## Task brief
From the listing below, pull out every line where the string "Horizontal" appears.

## Excerpted records

══════════

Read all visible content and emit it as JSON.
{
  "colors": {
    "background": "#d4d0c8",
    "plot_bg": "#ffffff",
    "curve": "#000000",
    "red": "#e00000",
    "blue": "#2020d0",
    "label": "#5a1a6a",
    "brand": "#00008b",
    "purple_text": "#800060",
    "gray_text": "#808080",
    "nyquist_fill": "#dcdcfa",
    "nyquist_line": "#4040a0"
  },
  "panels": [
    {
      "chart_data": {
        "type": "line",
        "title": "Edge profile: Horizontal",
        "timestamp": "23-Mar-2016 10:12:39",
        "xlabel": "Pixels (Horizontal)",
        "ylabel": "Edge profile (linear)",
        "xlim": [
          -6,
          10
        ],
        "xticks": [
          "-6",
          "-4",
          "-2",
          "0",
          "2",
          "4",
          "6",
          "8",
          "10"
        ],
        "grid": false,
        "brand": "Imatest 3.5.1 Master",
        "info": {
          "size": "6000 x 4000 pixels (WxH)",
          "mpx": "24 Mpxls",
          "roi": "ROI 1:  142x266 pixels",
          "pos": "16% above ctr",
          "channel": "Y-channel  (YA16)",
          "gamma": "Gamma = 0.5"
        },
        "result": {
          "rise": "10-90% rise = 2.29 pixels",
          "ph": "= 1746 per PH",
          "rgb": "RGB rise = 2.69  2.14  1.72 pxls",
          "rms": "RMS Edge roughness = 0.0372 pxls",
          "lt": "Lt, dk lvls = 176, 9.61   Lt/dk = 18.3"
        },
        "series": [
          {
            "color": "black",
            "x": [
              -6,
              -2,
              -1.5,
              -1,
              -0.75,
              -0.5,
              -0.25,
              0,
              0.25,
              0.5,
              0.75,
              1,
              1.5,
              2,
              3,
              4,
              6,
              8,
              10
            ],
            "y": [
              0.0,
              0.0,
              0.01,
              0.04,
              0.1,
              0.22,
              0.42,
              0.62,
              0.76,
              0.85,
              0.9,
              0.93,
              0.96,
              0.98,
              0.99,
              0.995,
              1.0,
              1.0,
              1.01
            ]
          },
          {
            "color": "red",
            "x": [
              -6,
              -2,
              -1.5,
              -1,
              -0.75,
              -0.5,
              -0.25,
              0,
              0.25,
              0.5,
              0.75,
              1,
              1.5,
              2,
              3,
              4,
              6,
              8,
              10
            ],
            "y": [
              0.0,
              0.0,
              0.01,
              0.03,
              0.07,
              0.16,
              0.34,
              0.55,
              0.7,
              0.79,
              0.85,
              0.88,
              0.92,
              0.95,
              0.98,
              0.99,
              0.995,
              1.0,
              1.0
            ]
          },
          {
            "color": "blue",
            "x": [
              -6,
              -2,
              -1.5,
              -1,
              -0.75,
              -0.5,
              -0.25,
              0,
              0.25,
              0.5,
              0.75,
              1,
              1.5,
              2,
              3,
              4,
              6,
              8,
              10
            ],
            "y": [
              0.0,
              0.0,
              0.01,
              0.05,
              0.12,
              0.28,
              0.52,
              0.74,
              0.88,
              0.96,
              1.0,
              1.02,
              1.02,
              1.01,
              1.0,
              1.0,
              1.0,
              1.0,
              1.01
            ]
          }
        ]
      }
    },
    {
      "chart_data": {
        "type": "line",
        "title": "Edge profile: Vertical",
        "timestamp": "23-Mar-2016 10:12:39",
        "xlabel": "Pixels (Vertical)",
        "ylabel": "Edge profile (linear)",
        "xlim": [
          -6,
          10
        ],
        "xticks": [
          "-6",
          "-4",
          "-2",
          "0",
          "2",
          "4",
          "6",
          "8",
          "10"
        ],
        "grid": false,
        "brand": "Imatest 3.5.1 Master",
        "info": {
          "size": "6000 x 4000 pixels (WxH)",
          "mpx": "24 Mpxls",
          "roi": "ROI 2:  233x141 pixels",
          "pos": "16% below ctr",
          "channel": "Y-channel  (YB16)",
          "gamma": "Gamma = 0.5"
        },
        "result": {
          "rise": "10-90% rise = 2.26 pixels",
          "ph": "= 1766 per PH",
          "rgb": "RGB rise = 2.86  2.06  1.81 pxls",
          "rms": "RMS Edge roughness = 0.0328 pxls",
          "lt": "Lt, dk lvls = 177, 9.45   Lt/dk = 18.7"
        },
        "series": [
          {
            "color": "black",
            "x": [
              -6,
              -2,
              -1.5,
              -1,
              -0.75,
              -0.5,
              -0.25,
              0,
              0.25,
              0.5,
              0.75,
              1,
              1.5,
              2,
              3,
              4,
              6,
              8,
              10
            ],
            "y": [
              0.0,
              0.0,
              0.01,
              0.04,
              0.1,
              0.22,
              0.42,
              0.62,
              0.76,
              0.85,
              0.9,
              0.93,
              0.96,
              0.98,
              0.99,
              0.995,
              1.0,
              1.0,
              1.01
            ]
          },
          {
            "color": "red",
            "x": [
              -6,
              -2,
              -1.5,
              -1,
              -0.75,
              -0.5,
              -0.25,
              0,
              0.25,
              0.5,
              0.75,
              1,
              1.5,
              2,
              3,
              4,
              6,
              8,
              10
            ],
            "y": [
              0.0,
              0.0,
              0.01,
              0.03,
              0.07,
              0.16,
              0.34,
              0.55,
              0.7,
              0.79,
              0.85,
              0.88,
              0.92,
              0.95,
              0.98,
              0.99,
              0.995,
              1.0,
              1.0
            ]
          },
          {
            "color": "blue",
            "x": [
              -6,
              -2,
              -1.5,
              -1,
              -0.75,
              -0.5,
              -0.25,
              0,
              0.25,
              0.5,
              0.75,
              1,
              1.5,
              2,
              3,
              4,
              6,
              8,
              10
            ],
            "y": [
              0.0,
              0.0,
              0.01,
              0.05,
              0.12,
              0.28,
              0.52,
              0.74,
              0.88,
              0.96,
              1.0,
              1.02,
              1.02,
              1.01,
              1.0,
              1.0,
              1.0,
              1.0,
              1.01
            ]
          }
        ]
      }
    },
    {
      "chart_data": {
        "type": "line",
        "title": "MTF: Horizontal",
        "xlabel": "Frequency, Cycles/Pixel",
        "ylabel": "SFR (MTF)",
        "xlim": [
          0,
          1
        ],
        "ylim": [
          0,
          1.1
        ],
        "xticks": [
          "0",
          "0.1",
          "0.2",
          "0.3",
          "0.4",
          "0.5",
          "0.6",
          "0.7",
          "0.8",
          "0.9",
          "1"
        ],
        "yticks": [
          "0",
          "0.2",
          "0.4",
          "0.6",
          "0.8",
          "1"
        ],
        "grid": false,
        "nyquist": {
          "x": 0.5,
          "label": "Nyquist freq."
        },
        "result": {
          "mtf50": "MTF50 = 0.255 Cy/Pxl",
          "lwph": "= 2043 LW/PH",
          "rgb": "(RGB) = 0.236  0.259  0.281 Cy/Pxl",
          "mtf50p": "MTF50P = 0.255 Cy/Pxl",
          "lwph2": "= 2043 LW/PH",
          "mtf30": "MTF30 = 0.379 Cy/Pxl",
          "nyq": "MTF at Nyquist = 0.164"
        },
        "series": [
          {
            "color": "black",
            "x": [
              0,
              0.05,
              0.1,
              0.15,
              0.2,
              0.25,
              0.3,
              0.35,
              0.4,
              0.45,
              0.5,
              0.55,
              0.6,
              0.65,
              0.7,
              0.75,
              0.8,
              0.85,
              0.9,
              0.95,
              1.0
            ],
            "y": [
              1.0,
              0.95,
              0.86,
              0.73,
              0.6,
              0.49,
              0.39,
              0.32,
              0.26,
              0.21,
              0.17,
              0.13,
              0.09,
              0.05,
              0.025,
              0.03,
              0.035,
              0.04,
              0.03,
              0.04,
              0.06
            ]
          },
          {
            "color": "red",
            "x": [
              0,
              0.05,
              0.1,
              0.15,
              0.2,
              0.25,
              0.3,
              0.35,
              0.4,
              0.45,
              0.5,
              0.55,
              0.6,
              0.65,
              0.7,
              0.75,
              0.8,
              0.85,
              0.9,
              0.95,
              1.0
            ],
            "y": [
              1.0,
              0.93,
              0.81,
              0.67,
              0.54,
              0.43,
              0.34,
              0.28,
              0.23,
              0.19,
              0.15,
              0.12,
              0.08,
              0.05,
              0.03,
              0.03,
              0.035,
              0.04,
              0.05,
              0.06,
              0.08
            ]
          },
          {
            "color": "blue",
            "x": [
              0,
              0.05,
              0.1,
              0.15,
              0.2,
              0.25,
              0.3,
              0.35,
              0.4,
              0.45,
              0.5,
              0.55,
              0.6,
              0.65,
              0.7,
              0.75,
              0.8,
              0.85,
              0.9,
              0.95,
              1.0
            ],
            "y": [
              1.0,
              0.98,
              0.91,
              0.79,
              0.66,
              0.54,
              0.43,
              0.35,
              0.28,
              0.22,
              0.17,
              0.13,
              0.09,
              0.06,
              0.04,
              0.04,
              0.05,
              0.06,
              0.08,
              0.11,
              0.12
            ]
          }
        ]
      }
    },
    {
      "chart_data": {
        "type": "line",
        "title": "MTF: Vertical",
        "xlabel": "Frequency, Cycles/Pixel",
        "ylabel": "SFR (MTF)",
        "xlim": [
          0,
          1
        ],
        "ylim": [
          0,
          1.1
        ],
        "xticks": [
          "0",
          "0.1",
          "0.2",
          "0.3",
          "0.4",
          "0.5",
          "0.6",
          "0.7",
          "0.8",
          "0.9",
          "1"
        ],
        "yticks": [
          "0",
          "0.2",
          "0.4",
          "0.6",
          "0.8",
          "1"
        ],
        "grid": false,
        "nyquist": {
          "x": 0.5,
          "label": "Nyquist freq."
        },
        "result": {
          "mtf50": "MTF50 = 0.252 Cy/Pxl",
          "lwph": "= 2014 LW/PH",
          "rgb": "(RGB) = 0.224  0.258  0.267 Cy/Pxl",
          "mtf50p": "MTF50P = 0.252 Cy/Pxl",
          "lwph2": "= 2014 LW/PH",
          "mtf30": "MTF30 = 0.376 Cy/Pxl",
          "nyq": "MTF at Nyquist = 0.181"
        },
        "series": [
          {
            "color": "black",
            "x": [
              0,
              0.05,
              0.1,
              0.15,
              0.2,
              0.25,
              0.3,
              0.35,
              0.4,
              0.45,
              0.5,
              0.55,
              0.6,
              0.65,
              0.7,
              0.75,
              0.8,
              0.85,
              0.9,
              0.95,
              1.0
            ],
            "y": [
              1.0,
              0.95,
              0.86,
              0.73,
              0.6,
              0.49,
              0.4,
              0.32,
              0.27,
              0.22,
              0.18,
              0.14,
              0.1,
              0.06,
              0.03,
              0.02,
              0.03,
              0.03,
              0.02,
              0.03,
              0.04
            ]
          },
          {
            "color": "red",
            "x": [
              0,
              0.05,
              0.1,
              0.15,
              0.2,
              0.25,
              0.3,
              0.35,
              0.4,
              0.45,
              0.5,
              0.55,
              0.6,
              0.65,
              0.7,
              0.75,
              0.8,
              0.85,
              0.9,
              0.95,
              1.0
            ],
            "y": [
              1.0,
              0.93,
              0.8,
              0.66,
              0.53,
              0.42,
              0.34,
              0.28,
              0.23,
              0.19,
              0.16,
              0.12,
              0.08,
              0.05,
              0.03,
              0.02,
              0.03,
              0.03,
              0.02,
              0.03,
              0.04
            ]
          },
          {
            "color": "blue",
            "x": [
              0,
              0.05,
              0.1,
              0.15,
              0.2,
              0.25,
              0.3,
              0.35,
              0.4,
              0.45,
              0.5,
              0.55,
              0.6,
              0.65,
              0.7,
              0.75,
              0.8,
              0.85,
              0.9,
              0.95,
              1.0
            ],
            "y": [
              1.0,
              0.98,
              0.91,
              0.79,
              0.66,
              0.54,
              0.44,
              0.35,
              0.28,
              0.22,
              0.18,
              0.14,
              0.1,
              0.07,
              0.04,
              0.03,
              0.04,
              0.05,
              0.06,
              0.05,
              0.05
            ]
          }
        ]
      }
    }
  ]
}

══════════

## Output
        "title": "Edge profile: Horizontal",
        "xlabel": "Pixels (Horizontal)",
        "title": "MTF: Horizontal",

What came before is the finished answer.